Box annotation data
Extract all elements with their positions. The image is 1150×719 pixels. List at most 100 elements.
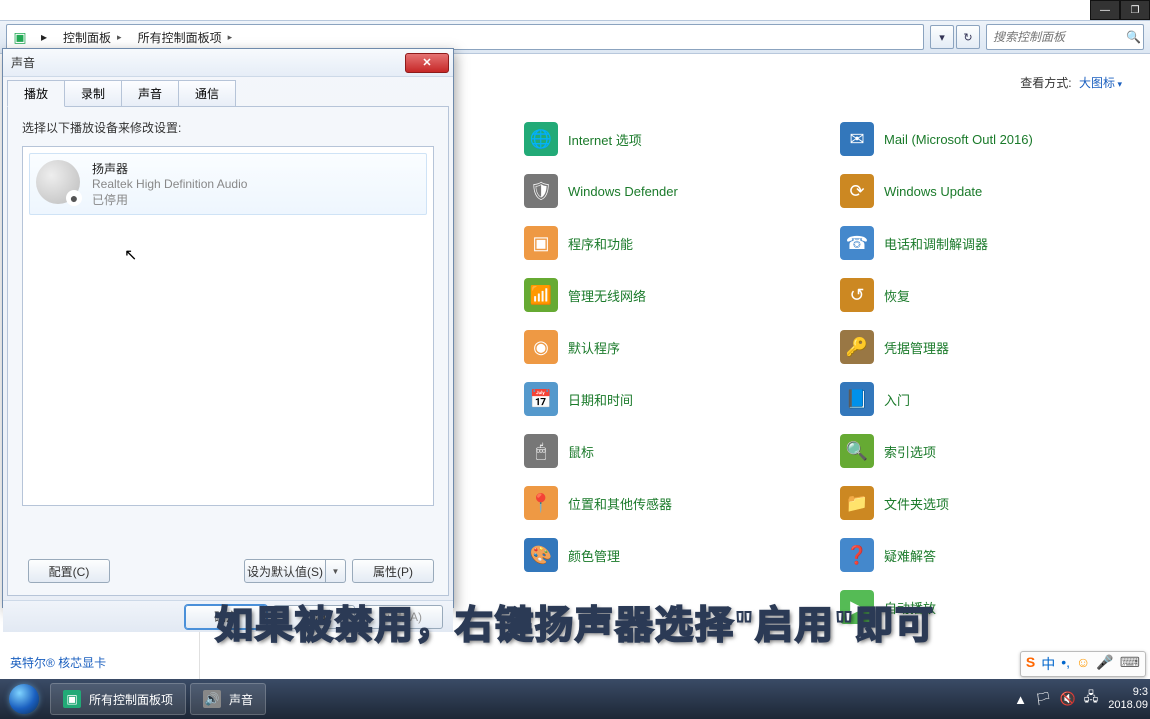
cp-item-icon: 🖱 — [524, 434, 558, 468]
ime-emoji-icon[interactable]: ☺ — [1076, 654, 1090, 674]
cp-item-icon: 🛡 — [524, 174, 558, 208]
ime-punct-icon[interactable]: •, — [1061, 654, 1070, 674]
tray-volume-icon[interactable]: 🔇 — [1060, 691, 1076, 707]
cp-item-icon: 🎨 — [524, 538, 558, 572]
cp-item-1[interactable]: 🌐 Internet 选项 — [524, 122, 826, 156]
search-input[interactable] — [987, 30, 1124, 44]
breadcrumb-2[interactable]: 所有控制面板项▸ — [130, 25, 241, 49]
cp-item-10[interactable]: 📶 管理无线网络 — [524, 278, 826, 312]
cp-item-29[interactable]: ▶自动播放 — [840, 590, 1142, 624]
cp-item-label: 颜色管理 — [568, 546, 620, 565]
tab-声音[interactable]: 声音 — [121, 80, 179, 107]
sidebar-intel-link[interactable]: 英特尔® 核芯显卡 — [10, 654, 106, 671]
cp-item-14[interactable]: 🔑凭据管理器 — [840, 330, 1142, 364]
cp-item-icon: ❓ — [840, 538, 874, 572]
view-mode: 查看方式: 大图标 — [1020, 74, 1122, 91]
cp-item-20[interactable]: 🔍索引选项 — [840, 434, 1142, 468]
ime-logo-icon[interactable]: S — [1026, 654, 1035, 674]
cp-item-icon: 📶 — [524, 278, 558, 312]
cp-item-icon: 📍 — [524, 486, 558, 520]
device-status: 已停用 — [92, 191, 247, 208]
cancel-button[interactable]: 取消 — [273, 605, 355, 629]
cp-item-icon: 📅 — [524, 382, 558, 416]
cp-item-label: 位置和其他传感器 — [568, 494, 672, 513]
cp-item-icon: ⟳ — [840, 174, 874, 208]
device-item-speaker[interactable]: 扬声器 Realtek High Definition Audio 已停用 — [29, 153, 427, 215]
start-button[interactable] — [0, 679, 48, 719]
device-list[interactable]: 扬声器 Realtek High Definition Audio 已停用 — [22, 146, 434, 506]
cp-item-label: Internet 选项 — [568, 130, 642, 149]
cp-item-icon: 📘 — [840, 382, 874, 416]
set-default-button[interactable]: 设为默认值(S) — [244, 559, 326, 583]
cp-item-label: Mail (Microsoft Outl 2016) — [884, 132, 1033, 147]
sound-taskbar-icon: 🔊 — [203, 690, 221, 708]
breadcrumb-root[interactable]: ▸ — [33, 25, 55, 49]
control-panel-taskbar-icon: ▣ — [63, 690, 81, 708]
speaker-icon — [36, 160, 80, 204]
cp-item-label: 恢复 — [884, 286, 910, 305]
cp-item-icon: ▶ — [840, 590, 874, 624]
cp-item-icon: 🌐 — [524, 122, 558, 156]
cp-item-label: Windows Defender — [568, 184, 678, 199]
ime-keyboard-icon[interactable]: ⌨ — [1120, 654, 1140, 674]
cp-item-26[interactable]: ❓ 疑难解答 — [840, 538, 1142, 572]
cp-item-2[interactable]: ✉ Mail (Microsoft Outl 2016) — [840, 122, 1142, 156]
ime-lang-icon[interactable]: 中 — [1041, 654, 1055, 674]
tray-flag-icon[interactable]: 🏳 — [1035, 691, 1052, 707]
taskbar: ▣ 所有控制面板项 🔊 声音 ▲ 🏳 🔇 🖧 9:3 2018.09 — [0, 679, 1150, 719]
tray-clock[interactable]: 9:3 2018.09 — [1108, 686, 1148, 711]
taskbar-item-control-panel[interactable]: ▣ 所有控制面板项 — [50, 683, 186, 715]
tab-录制[interactable]: 录制 — [64, 80, 122, 107]
ok-button[interactable]: 确定 — [185, 605, 267, 629]
window-min-button[interactable]: — — [1090, 0, 1120, 20]
search-box[interactable]: 🔍 — [986, 24, 1144, 50]
ime-voice-icon[interactable]: 🎤 — [1096, 654, 1113, 674]
cp-item-11[interactable]: ↺ 恢复 — [840, 278, 1142, 312]
cp-item-icon: ✉ — [840, 122, 874, 156]
taskbar-item-sound[interactable]: 🔊 声音 — [190, 683, 266, 715]
tray-network-icon[interactable]: 🖧 — [1084, 688, 1099, 710]
cp-item-25[interactable]: 🎨 颜色管理 — [524, 538, 826, 572]
set-default-dropdown[interactable]: ▼ — [326, 559, 346, 583]
cp-item-5[interactable]: ⟳ Windows Update — [840, 174, 1142, 208]
cp-item-label: 索引选项 — [884, 442, 936, 461]
cp-item-label: 凭据管理器 — [884, 338, 949, 357]
cp-item-8[interactable]: ☎电话和调制解调器 — [840, 226, 1142, 260]
ime-bar[interactable]: S 中 •, ☺ 🎤 ⌨ — [1020, 651, 1146, 677]
cp-item-16[interactable]: 📅 日期和时间 — [524, 382, 826, 416]
cp-item-label: 管理无线网络 — [568, 286, 646, 305]
cp-item-4[interactable]: 🛡 Windows Defender — [524, 174, 826, 208]
cp-item-7[interactable]: ▣程序和功能 — [524, 226, 826, 260]
breadcrumb-1[interactable]: 控制面板▸ — [55, 25, 130, 49]
cp-item-19[interactable]: 🖱鼠标 — [524, 434, 826, 468]
sound-dialog: 声音 ✕ 播放录制声音通信 选择以下播放设备来修改设置: 扬声器 Realtek… — [2, 48, 454, 608]
properties-button[interactable]: 属性(P) — [352, 559, 434, 583]
window-max-button[interactable]: ❐ — [1120, 0, 1150, 20]
cp-item-icon: 📁 — [840, 486, 874, 520]
device-name: 扬声器 — [92, 160, 247, 177]
tab-播放[interactable]: 播放 — [7, 80, 65, 107]
tab-通信[interactable]: 通信 — [178, 80, 236, 107]
cp-item-label: 日期和时间 — [568, 390, 633, 409]
apply-button[interactable]: 应用(A) — [361, 605, 443, 629]
system-tray[interactable]: ▲ 🏳 🔇 🖧 9:3 2018.09 — [1010, 686, 1150, 711]
cp-item-label: 文件夹选项 — [884, 494, 949, 513]
cp-item-label: 程序和功能 — [568, 234, 633, 253]
dialog-close-button[interactable]: ✕ — [405, 53, 449, 73]
cp-item-label: Windows Update — [884, 184, 982, 199]
breadcrumb-dropdown-button[interactable]: ▾ — [930, 25, 954, 49]
cp-item-13[interactable]: ◉默认程序 — [524, 330, 826, 364]
tray-up-icon[interactable]: ▲ — [1014, 692, 1027, 707]
cp-item-17[interactable]: 📘入门 — [840, 382, 1142, 416]
cp-item-23[interactable]: 📁 文件夹选项 — [840, 486, 1142, 520]
cp-item-22[interactable]: 📍 位置和其他传感器 — [524, 486, 826, 520]
cp-item-label: 疑难解答 — [884, 546, 936, 565]
view-mode-dropdown[interactable]: 大图标 — [1079, 76, 1122, 90]
device-desc: Realtek High Definition Audio — [92, 177, 247, 191]
cp-item-icon: ↺ — [840, 278, 874, 312]
cp-item-icon: ◉ — [524, 330, 558, 364]
breadcrumb-bar[interactable]: ▣ ▸ 控制面板▸ 所有控制面板项▸ — [6, 24, 924, 50]
search-icon[interactable]: 🔍 — [1124, 30, 1143, 44]
refresh-button[interactable]: ↻ — [956, 25, 980, 49]
configure-button[interactable]: 配置(C) — [28, 559, 110, 583]
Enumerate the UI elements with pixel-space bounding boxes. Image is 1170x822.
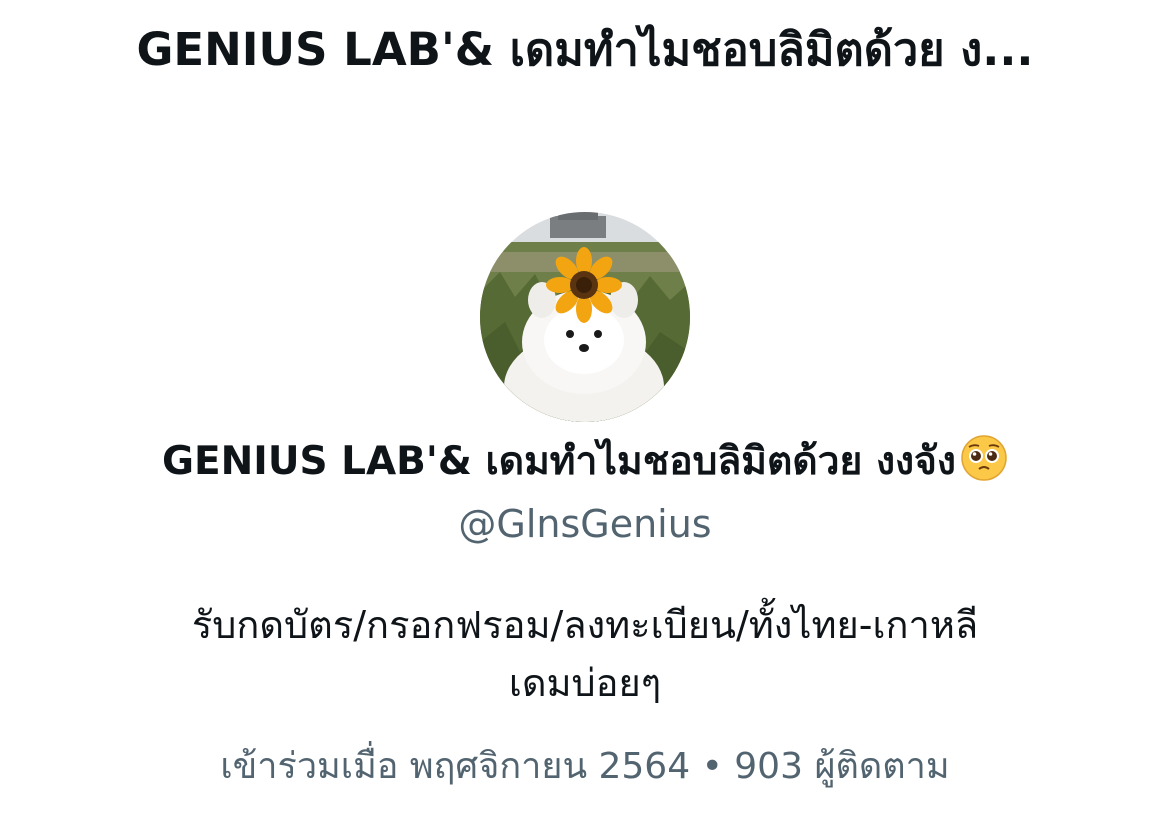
bio-line: รับกดบัตร/กรอกฟรอม/ลงทะเบียน/ทั้งไทย-เกา… (191, 603, 979, 647)
pleading-face-icon (961, 435, 1007, 481)
profile-meta: เข้าร่วมเมื่อ พฤศจิกายน 2564 • 903 ผู้ติ… (0, 738, 1170, 796)
avatar[interactable] (480, 212, 690, 422)
followers-link[interactable]: 903 ผู้ติดตาม (734, 746, 949, 787)
dog-with-sunflower-avatar-icon (480, 212, 690, 422)
joined-date: เข้าร่วมเมื่อ พฤศจิกายน 2564 (220, 746, 691, 787)
display-name: GENIUS LAB'& เดมทำไมชอบลิมิตด้วย งงจัง (0, 432, 1170, 492)
followers-label: ผู้ติดตาม (814, 746, 950, 787)
followers-count: 903 (734, 746, 803, 787)
profile-bio: รับกดบัตร/กรอกฟรอม/ลงทะเบียน/ทั้งไทย-เกา… (0, 596, 1170, 712)
bio-line: เดมบ่อยๆ (508, 661, 662, 705)
profile-handle[interactable]: @GlnsGenius (0, 496, 1170, 552)
display-name-text: GENIUS LAB'& เดมทำไมชอบลิมิตด้วย งงจัง (162, 439, 956, 484)
meta-separator: • (701, 746, 723, 787)
page-title: GENIUS LAB'& เดมทำไมชอบลิมิตด้วย ง... (136, 23, 1034, 76)
profile-card: GENIUS LAB'& เดมทำไมชอบลิมิตด้วย ง... GE… (0, 0, 1170, 822)
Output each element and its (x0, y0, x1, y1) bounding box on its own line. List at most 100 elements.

• [The exercise] Copy verbatim every line above, from the line that contains "603, 979, 647)" through the last line, both ends included.

• [Response]
bio-line: รับกดบัตร/กรอกฟรอม/ลงทะเบียน/ทั้งไทย-เกา… (191, 603, 979, 647)
pleading-face-icon (961, 435, 1007, 481)
profile-meta: เข้าร่วมเมื่อ พฤศจิกายน 2564 • 903 ผู้ติ… (0, 738, 1170, 796)
avatar[interactable] (480, 212, 690, 422)
followers-link[interactable]: 903 ผู้ติดตาม (734, 746, 949, 787)
dog-with-sunflower-avatar-icon (480, 212, 690, 422)
joined-date: เข้าร่วมเมื่อ พฤศจิกายน 2564 (220, 746, 691, 787)
display-name: GENIUS LAB'& เดมทำไมชอบลิมิตด้วย งงจัง (0, 432, 1170, 492)
followers-label: ผู้ติดตาม (814, 746, 950, 787)
followers-count: 903 (734, 746, 803, 787)
profile-bio: รับกดบัตร/กรอกฟรอม/ลงทะเบียน/ทั้งไทย-เกา… (0, 596, 1170, 712)
bio-line: เดมบ่อยๆ (508, 661, 662, 705)
profile-handle[interactable]: @GlnsGenius (0, 496, 1170, 552)
display-name-text: GENIUS LAB'& เดมทำไมชอบลิมิตด้วย งงจัง (162, 439, 956, 484)
meta-separator: • (701, 746, 723, 787)
page-title: GENIUS LAB'& เดมทำไมชอบลิมิตด้วย ง... (136, 23, 1034, 76)
profile-card: GENIUS LAB'& เดมทำไมชอบลิมิตด้วย ง... GE… (0, 0, 1170, 822)
Output each element and its (x0, y0, x1, y1) bounding box on its own line. List at most 100 elements.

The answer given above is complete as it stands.